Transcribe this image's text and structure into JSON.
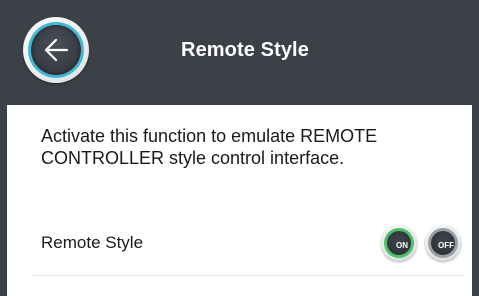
{
  "header": {
    "title": "Remote Style",
    "back_icon": "back-arrow-icon",
    "accent_color": "#3fb8d6",
    "background_color": "#3c4047"
  },
  "content": {
    "description": "Activate this function to emulate REMOTE CONTROLLER style control interface.",
    "setting": {
      "label": "Remote Style",
      "on_label": "ON",
      "off_label": "OFF",
      "selected": "ON",
      "on_color": "#4cc36a",
      "off_color": "#9aa0a6"
    }
  }
}
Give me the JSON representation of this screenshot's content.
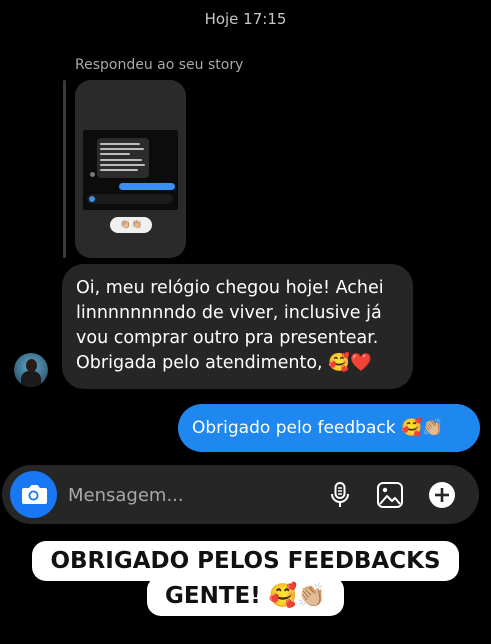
{
  "header": {
    "timestamp": "Hoje 17:15"
  },
  "reply": {
    "label": "Respondeu ao seu story",
    "story_reaction": "👏🏼👏🏼"
  },
  "incoming": {
    "lines": [
      "Oi, meu relógio chegou hoje! Achei",
      "linnnnnnnndo de viver, inclusive já",
      "vou comprar outro pra presentear.",
      "Obrigada pelo atendimento, 🥰❤️"
    ]
  },
  "outgoing": {
    "text": "Obrigado pelo feedback 🥰👏🏼"
  },
  "composer": {
    "placeholder": "Mensagem...",
    "icons": [
      "camera-icon",
      "microphone-icon",
      "gallery-icon",
      "plus-icon"
    ]
  },
  "caption": {
    "line1": "OBRIGADO PELOS FEEDBACKS",
    "line2": "GENTE! 🥰👏🏼"
  },
  "colors": {
    "background": "#000000",
    "incoming_bubble": "#262626",
    "outgoing_bubble": "#1e88f0",
    "camera_button": "#1877f2"
  }
}
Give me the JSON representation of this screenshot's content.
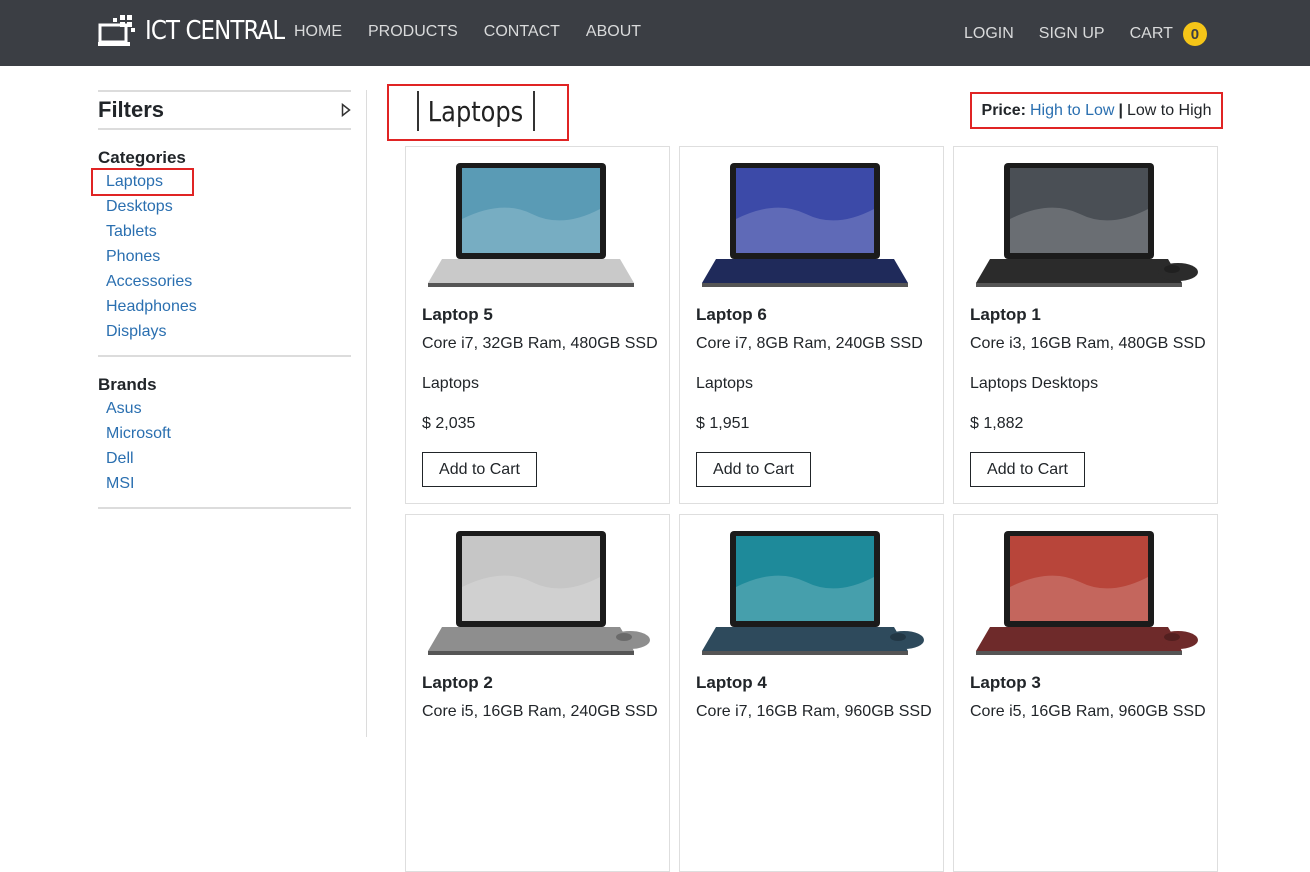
{
  "brand": {
    "name": "ICT CENTRAL"
  },
  "nav": {
    "links": [
      "HOME",
      "PRODUCTS",
      "CONTACT",
      "ABOUT"
    ],
    "login": "LOGIN",
    "signup": "SIGN UP",
    "cart": "CART",
    "cart_count": "0"
  },
  "filters": {
    "title": "Filters",
    "categories_title": "Categories",
    "categories": [
      "Laptops",
      "Desktops",
      "Tablets",
      "Phones",
      "Accessories",
      "Headphones",
      "Displays"
    ],
    "active_category": "Laptops",
    "brands_title": "Brands",
    "brands": [
      "Asus",
      "Microsoft",
      "Dell",
      "MSI"
    ]
  },
  "main": {
    "title": "Laptops",
    "sort": {
      "label": "Price:",
      "high_to_low": "High to Low",
      "separator": "|",
      "low_to_high": "Low to High"
    }
  },
  "products": [
    {
      "name": "Laptop 5",
      "spec": "Core i7, 32GB Ram, 480GB SSD",
      "categories": "Laptops",
      "price": "$ 2,035",
      "button": "Add to Cart",
      "screen_color": "#5a9bb5",
      "body_color": "#c9c9c9",
      "mouse": false
    },
    {
      "name": "Laptop 6",
      "spec": "Core i7, 8GB Ram, 240GB SSD",
      "categories": "Laptops",
      "price": "$ 1,951",
      "button": "Add to Cart",
      "screen_color": "#3c4aa8",
      "body_color": "#1f2a5a",
      "mouse": false
    },
    {
      "name": "Laptop 1",
      "spec": "Core i3, 16GB Ram, 480GB SSD",
      "categories": "Laptops Desktops",
      "price": "$ 1,882",
      "button": "Add to Cart",
      "screen_color": "#4a4f55",
      "body_color": "#2b2b2b",
      "mouse": true
    },
    {
      "name": "Laptop 2",
      "spec": "Core i5, 16GB Ram, 240GB SSD",
      "categories": "",
      "price": "",
      "button": "",
      "screen_color": "#c6c6c6",
      "body_color": "#8e8e8e",
      "mouse": true
    },
    {
      "name": "Laptop 4",
      "spec": "Core i7, 16GB Ram, 960GB SSD",
      "categories": "",
      "price": "",
      "button": "",
      "screen_color": "#1e8a9a",
      "body_color": "#2e4a5c",
      "mouse": true
    },
    {
      "name": "Laptop 3",
      "spec": "Core i5, 16GB Ram, 960GB SSD",
      "categories": "",
      "price": "",
      "button": "",
      "screen_color": "#b8453a",
      "body_color": "#6e2a2a",
      "mouse": true
    }
  ]
}
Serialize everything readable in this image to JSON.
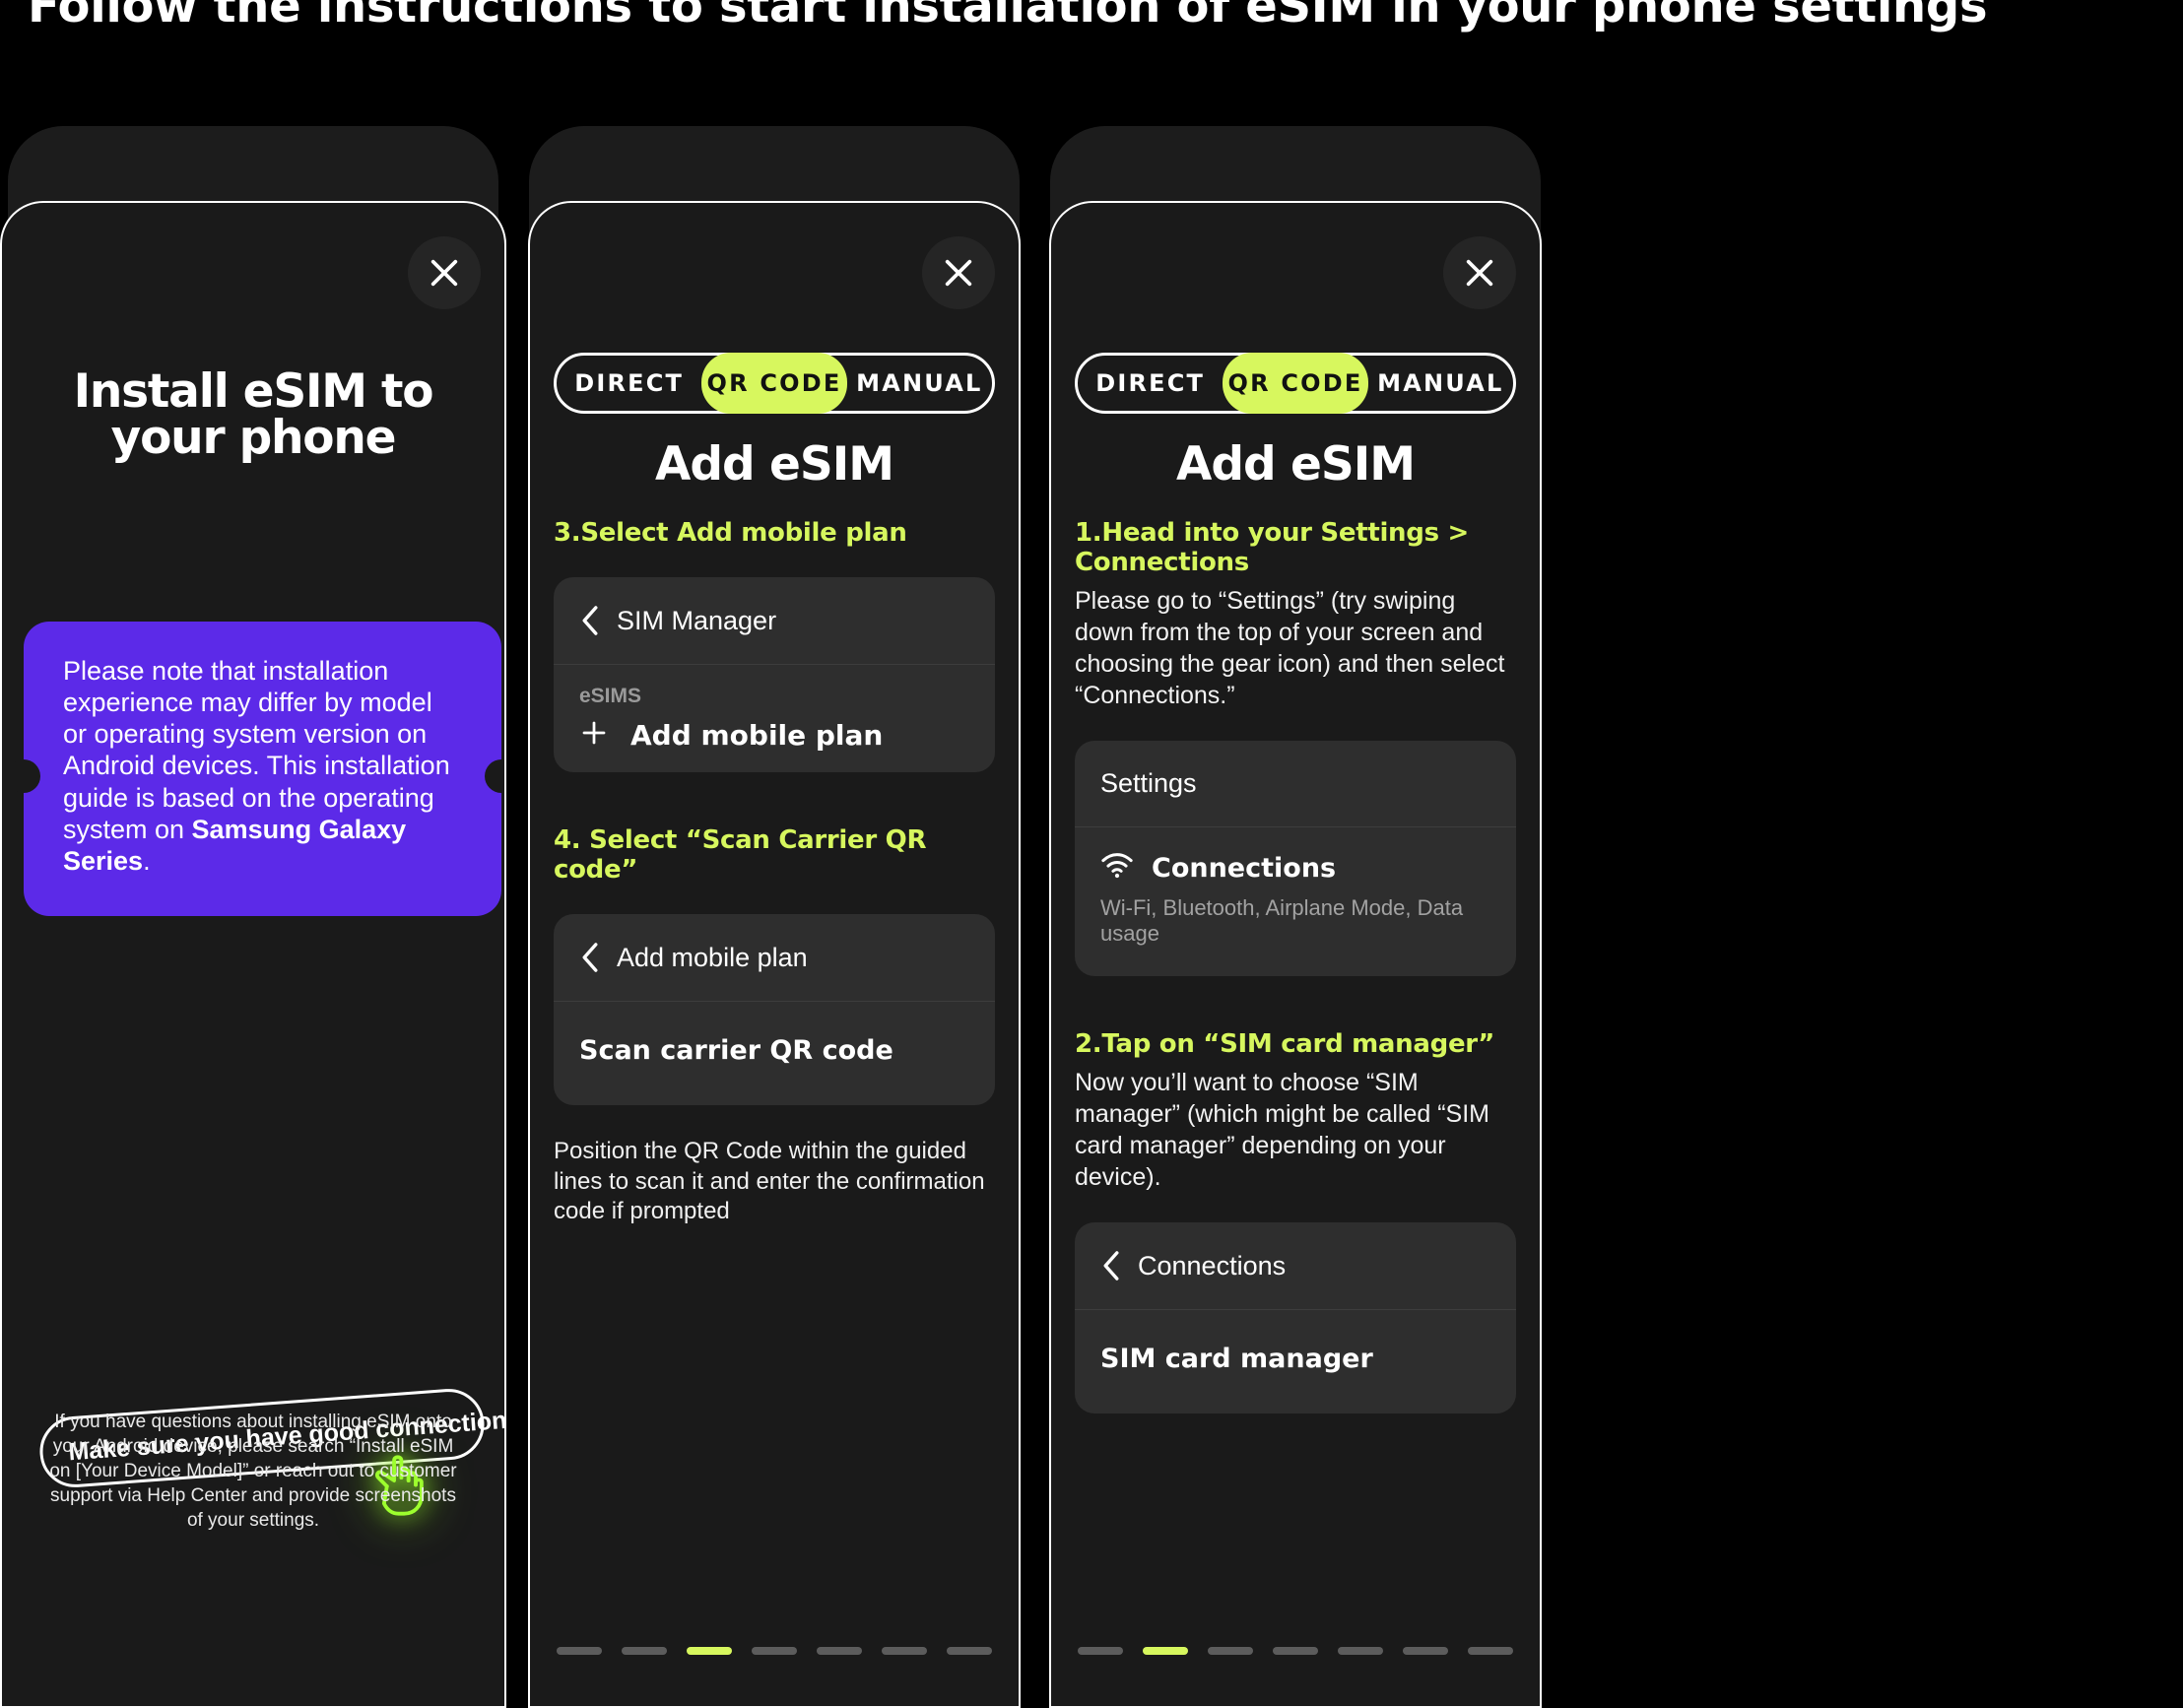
{
  "page": {
    "heading": "Follow the instructions to start installation of eSIM in your phone settings"
  },
  "colors": {
    "accent_lime": "#d7f75e",
    "note_purple": "#5c2ae8",
    "phone_body": "#1c1c1c",
    "sheet_bg": "#1a1a1a",
    "mock_card": "#2e2e2e"
  },
  "phone1": {
    "close_label": "close-icon",
    "title": "Install eSIM to your phone",
    "note": {
      "text_before": "Please note that installation experience may differ by model or operating system version on Android devices. This installation guide is based on the operating system on ",
      "text_bold": "Samsung Galaxy Series",
      "text_after": "."
    },
    "connection_chip": "Make sure you have good connection",
    "footnote": "If you have questions about installing eSIM onto your Android device, please search “Install eSIM on [Your Device Model]” or reach out to customer support via Help Center and provide screenshots of your settings."
  },
  "phone2": {
    "tabs": [
      {
        "label": "DIRECT",
        "active": false
      },
      {
        "label": "QR CODE",
        "active": true
      },
      {
        "label": "MANUAL",
        "active": false
      }
    ],
    "title": "Add eSIM",
    "steps": [
      {
        "head": "3.Select Add mobile plan",
        "body": "",
        "card": {
          "nav_row": "SIM Manager",
          "group_label": "eSIMS",
          "action_row": "Add mobile plan"
        }
      },
      {
        "head": "4. Select “Scan Carrier QR code”",
        "body": "",
        "card": {
          "nav_row": "Add mobile plan",
          "action_row": "Scan carrier QR code"
        }
      }
    ],
    "hint": "Position the QR Code within the guided lines to scan it and enter the confirmation code if prompted",
    "pager": {
      "count": 7,
      "active_index": 2
    }
  },
  "phone3": {
    "tabs": [
      {
        "label": "DIRECT",
        "active": false
      },
      {
        "label": "QR CODE",
        "active": true
      },
      {
        "label": "MANUAL",
        "active": false
      }
    ],
    "title": "Add eSIM",
    "steps": [
      {
        "head": "1.Head into your Settings > Connections",
        "body": "Please go to “Settings” (try swiping down from the top of your screen and choosing the gear icon) and then select “Connections.”",
        "card": {
          "nav_row": "Settings",
          "action_row": "Connections",
          "sub_row": "Wi-Fi, Bluetooth, Airplane Mode, Data usage"
        }
      },
      {
        "head": "2.Tap on “SIM card manager”",
        "body": "Now you’ll want to choose “SIM manager” (which might be called “SIM card manager” depending on your device).",
        "card": {
          "nav_row": "Connections",
          "action_row": "SIM card manager"
        }
      }
    ],
    "pager": {
      "count": 7,
      "active_index": 1
    }
  }
}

_____

**Problem to solve:** Write out all the entries exactly, except for the pictures.

**Full response:**
Transcribe this image's text and structure into JSON.
{
  "header": {
    "title": "Remote Style",
    "back_icon": "back-arrow-icon",
    "accent_color": "#3fb8d6",
    "background_color": "#3c4047"
  },
  "content": {
    "description": "Activate this function to emulate REMOTE CONTROLLER style control interface.",
    "setting": {
      "label": "Remote Style",
      "on_label": "ON",
      "off_label": "OFF",
      "selected": "ON",
      "on_color": "#4cc36a",
      "off_color": "#9aa0a6"
    }
  }
}
Give me the JSON representation of this screenshot's content.
{
  "header": {
    "timestamp": "Hoje 17:15"
  },
  "reply": {
    "label": "Respondeu ao seu story",
    "story_reaction": "👏🏼👏🏼"
  },
  "incoming": {
    "lines": [
      "Oi, meu relógio chegou hoje! Achei",
      "linnnnnnnndo de viver, inclusive já",
      "vou comprar outro pra presentear.",
      "Obrigada pelo atendimento, 🥰❤️"
    ]
  },
  "outgoing": {
    "text": "Obrigado pelo feedback 🥰👏🏼"
  },
  "composer": {
    "placeholder": "Mensagem...",
    "icons": [
      "camera-icon",
      "microphone-icon",
      "gallery-icon",
      "plus-icon"
    ]
  },
  "caption": {
    "line1": "OBRIGADO PELOS FEEDBACKS",
    "line2": "GENTE! 🥰👏🏼"
  },
  "colors": {
    "background": "#000000",
    "incoming_bubble": "#262626",
    "outgoing_bubble": "#1e88f0",
    "camera_button": "#1877f2"
  }
}
Give me the JSON representation of this screenshot's content.
{
  "brand": {
    "name": "ICT CENTRAL"
  },
  "nav": {
    "links": [
      "HOME",
      "PRODUCTS",
      "CONTACT",
      "ABOUT"
    ],
    "login": "LOGIN",
    "signup": "SIGN UP",
    "cart": "CART",
    "cart_count": "0"
  },
  "filters": {
    "title": "Filters",
    "categories_title": "Categories",
    "categories": [
      "Laptops",
      "Desktops",
      "Tablets",
      "Phones",
      "Accessories",
      "Headphones",
      "Displays"
    ],
    "active_category": "Laptops",
    "brands_title": "Brands",
    "brands": [
      "Asus",
      "Microsoft",
      "Dell",
      "MSI"
    ]
  },
  "main": {
    "title": "Laptops",
    "sort": {
      "label": "Price:",
      "high_to_low": "High to Low",
      "separator": "|",
      "low_to_high": "Low to High"
    }
  },
  "products": [
    {
      "name": "Laptop 5",
      "spec": "Core i7, 32GB Ram, 480GB SSD",
      "categories": "Laptops",
      "price": "$ 2,035",
      "button": "Add to Cart",
      "screen_color": "#5a9bb5",
      "body_color": "#c9c9c9",
      "mouse": false
    },
    {
      "name": "Laptop 6",
      "spec": "Core i7, 8GB Ram, 240GB SSD",
      "categories": "Laptops",
      "price": "$ 1,951",
      "button": "Add to Cart",
      "screen_color": "#3c4aa8",
      "body_color": "#1f2a5a",
      "mouse": false
    },
    {
      "name": "Laptop 1",
      "spec": "Core i3, 16GB Ram, 480GB SSD",
      "categories": "Laptops Desktops",
      "price": "$ 1,882",
      "button": "Add to Cart",
      "screen_color": "#4a4f55",
      "body_color": "#2b2b2b",
      "mouse": true
    },
    {
      "name": "Laptop 2",
      "spec": "Core i5, 16GB Ram, 240GB SSD",
      "categories": "",
      "price": "",
      "button": "",
      "screen_color": "#c6c6c6",
      "body_color": "#8e8e8e",
      "mouse": true
    },
    {
      "name": "Laptop 4",
      "spec": "Core i7, 16GB Ram, 960GB SSD",
      "categories": "",
      "price": "",
      "button": "",
      "screen_color": "#1e8a9a",
      "body_color": "#2e4a5c",
      "mouse": true
    },
    {
      "name": "Laptop 3",
      "spec": "Core i5, 16GB Ram, 960GB SSD",
      "categories": "",
      "price": "",
      "button": "",
      "screen_color": "#b8453a",
      "body_color": "#6e2a2a",
      "mouse": true
    }
  ]
}
Serialize everything readable in this image to JSON.
{
  "page": {
    "heading": "Follow the instructions to start installation of eSIM in your phone settings"
  },
  "colors": {
    "accent_lime": "#d7f75e",
    "note_purple": "#5c2ae8",
    "phone_body": "#1c1c1c",
    "sheet_bg": "#1a1a1a",
    "mock_card": "#2e2e2e"
  },
  "phone1": {
    "close_label": "close-icon",
    "title": "Install eSIM to your phone",
    "note": {
      "text_before": "Please note that installation experience may differ by model or operating system version on Android devices. This installation guide is based on the operating system on ",
      "text_bold": "Samsung Galaxy Series",
      "text_after": "."
    },
    "connection_chip": "Make sure you have good connection",
    "footnote": "If you have questions about installing eSIM onto your Android device, please search “Install eSIM on [Your Device Model]” or reach out to customer support via Help Center and provide screenshots of your settings."
  },
  "phone2": {
    "tabs": [
      {
        "label": "DIRECT",
        "active": false
      },
      {
        "label": "QR CODE",
        "active": true
      },
      {
        "label": "MANUAL",
        "active": false
      }
    ],
    "title": "Add eSIM",
    "steps": [
      {
        "head": "3.Select Add mobile plan",
        "body": "",
        "card": {
          "nav_row": "SIM Manager",
          "group_label": "eSIMS",
          "action_row": "Add mobile plan"
        }
      },
      {
        "head": "4. Select “Scan Carrier QR code”",
        "body": "",
        "card": {
          "nav_row": "Add mobile plan",
          "action_row": "Scan carrier QR code"
        }
      }
    ],
    "hint": "Position the QR Code within the guided lines to scan it and enter the confirmation code if prompted",
    "pager": {
      "count": 7,
      "active_index": 2
    }
  },
  "phone3": {
    "tabs": [
      {
        "label": "DIRECT",
        "active": false
      },
      {
        "label": "QR CODE",
        "active": true
      },
      {
        "label": "MANUAL",
        "active": false
      }
    ],
    "title": "Add eSIM",
    "steps": [
      {
        "head": "1.Head into your Settings > Connections",
        "body": "Please go to “Settings” (try swiping down from the top of your screen and choosing the gear icon) and then select “Connections.”",
        "card": {
          "nav_row": "Settings",
          "action_row": "Connections",
          "sub_row": "Wi-Fi, Bluetooth, Airplane Mode, Data usage"
        }
      },
      {
        "head": "2.Tap on “SIM card manager”",
        "body": "Now you’ll want to choose “SIM manager” (which might be called “SIM card manager” depending on your device).",
        "card": {
          "nav_row": "Connections",
          "action_row": "SIM card manager"
        }
      }
    ],
    "pager": {
      "count": 7,
      "active_index": 1
    }
  }
}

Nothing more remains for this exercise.